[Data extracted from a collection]
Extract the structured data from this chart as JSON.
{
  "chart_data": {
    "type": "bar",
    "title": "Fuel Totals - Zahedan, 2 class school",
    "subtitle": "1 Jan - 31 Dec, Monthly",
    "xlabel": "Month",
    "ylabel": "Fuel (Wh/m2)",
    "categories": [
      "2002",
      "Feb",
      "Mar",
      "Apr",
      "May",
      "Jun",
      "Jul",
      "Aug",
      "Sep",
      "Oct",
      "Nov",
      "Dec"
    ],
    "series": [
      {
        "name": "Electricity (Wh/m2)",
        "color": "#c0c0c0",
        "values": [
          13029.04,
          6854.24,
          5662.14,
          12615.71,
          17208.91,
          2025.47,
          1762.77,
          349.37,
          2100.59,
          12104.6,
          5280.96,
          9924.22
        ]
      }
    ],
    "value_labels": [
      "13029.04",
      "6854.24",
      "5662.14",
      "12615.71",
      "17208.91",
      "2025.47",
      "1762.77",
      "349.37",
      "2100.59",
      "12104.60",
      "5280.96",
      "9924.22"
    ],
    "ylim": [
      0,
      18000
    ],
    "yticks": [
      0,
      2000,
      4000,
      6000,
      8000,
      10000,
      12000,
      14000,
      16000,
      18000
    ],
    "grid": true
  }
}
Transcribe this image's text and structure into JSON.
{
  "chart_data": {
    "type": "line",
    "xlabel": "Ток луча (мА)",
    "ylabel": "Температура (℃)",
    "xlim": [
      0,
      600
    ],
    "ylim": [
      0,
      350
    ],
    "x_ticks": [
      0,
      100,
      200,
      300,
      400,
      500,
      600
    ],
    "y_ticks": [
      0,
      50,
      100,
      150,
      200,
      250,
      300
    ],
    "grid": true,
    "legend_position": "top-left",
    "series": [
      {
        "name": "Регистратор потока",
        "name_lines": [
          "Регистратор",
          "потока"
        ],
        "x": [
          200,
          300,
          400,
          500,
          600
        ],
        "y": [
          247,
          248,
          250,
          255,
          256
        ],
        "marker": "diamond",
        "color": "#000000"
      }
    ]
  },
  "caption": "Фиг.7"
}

» What to do
Each record must be returned exactly as it is written.

» Solved problem
Extract the structured data from this chart as JSON.
{
  "chart_data": {
    "type": "bar",
    "title": "Fuel Totals - Zahedan, 2 class school",
    "subtitle": "1 Jan - 31 Dec, Monthly",
    "xlabel": "Month",
    "ylabel": "Fuel (Wh/m2)",
    "categories": [
      "2002",
      "Feb",
      "Mar",
      "Apr",
      "May",
      "Jun",
      "Jul",
      "Aug",
      "Sep",
      "Oct",
      "Nov",
      "Dec"
    ],
    "series": [
      {
        "name": "Electricity (Wh/m2)",
        "color": "#c0c0c0",
        "values": [
          13029.04,
          6854.24,
          5662.14,
          12615.71,
          17208.91,
          2025.47,
          1762.77,
          349.37,
          2100.59,
          12104.6,
          5280.96,
          9924.22
        ]
      }
    ],
    "value_labels": [
      "13029.04",
      "6854.24",
      "5662.14",
      "12615.71",
      "17208.91",
      "2025.47",
      "1762.77",
      "349.37",
      "2100.59",
      "12104.60",
      "5280.96",
      "9924.22"
    ],
    "ylim": [
      0,
      18000
    ],
    "yticks": [
      0,
      2000,
      4000,
      6000,
      8000,
      10000,
      12000,
      14000,
      16000,
      18000
    ],
    "grid": true
  }
}
Transcribe this image's text and structure into JSON.
{
  "chart_data": {
    "type": "line",
    "xlabel": "Ток луча (мА)",
    "ylabel": "Температура (℃)",
    "xlim": [
      0,
      600
    ],
    "ylim": [
      0,
      350
    ],
    "x_ticks": [
      0,
      100,
      200,
      300,
      400,
      500,
      600
    ],
    "y_ticks": [
      0,
      50,
      100,
      150,
      200,
      250,
      300
    ],
    "grid": true,
    "legend_position": "top-left",
    "series": [
      {
        "name": "Регистратор потока",
        "name_lines": [
          "Регистратор",
          "потока"
        ],
        "x": [
          200,
          300,
          400,
          500,
          600
        ],
        "y": [
          247,
          248,
          250,
          255,
          256
        ],
        "marker": "diamond",
        "color": "#000000"
      }
    ]
  },
  "caption": "Фиг.7"
}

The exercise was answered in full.